§ Exercise
Extract each line where the string "label" shows up.
»»
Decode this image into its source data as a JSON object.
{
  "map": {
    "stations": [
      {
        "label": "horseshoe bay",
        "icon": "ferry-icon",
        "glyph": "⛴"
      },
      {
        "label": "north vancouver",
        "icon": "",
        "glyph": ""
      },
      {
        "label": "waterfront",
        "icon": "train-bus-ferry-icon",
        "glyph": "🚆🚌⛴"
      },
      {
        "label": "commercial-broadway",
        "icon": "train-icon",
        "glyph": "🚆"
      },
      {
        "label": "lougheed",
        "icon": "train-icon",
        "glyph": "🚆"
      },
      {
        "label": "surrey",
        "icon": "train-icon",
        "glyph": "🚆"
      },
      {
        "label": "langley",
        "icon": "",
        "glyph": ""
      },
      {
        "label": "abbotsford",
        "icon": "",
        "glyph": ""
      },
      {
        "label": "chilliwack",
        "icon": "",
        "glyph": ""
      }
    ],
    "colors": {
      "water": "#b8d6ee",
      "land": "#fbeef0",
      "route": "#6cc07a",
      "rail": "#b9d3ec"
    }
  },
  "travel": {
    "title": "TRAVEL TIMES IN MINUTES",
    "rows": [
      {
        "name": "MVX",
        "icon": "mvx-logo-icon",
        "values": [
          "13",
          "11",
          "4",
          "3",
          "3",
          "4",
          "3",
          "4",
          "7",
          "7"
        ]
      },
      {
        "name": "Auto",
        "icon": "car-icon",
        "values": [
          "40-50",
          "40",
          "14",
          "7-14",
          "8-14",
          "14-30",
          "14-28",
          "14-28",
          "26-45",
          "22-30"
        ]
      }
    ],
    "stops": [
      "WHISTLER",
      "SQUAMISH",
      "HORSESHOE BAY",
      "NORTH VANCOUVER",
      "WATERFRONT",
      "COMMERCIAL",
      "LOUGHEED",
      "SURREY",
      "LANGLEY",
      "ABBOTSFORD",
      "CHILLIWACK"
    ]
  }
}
««
§ Task answer
        "label": "horseshoe bay",
        "label": "north vancouver",
        "label": "waterfront",
        "label": "commercial-broadway",
        "label": "lougheed",
        "label": "surrey",
        "label": "langley",
        "label": "abbotsford",
        "label": "chilliwack",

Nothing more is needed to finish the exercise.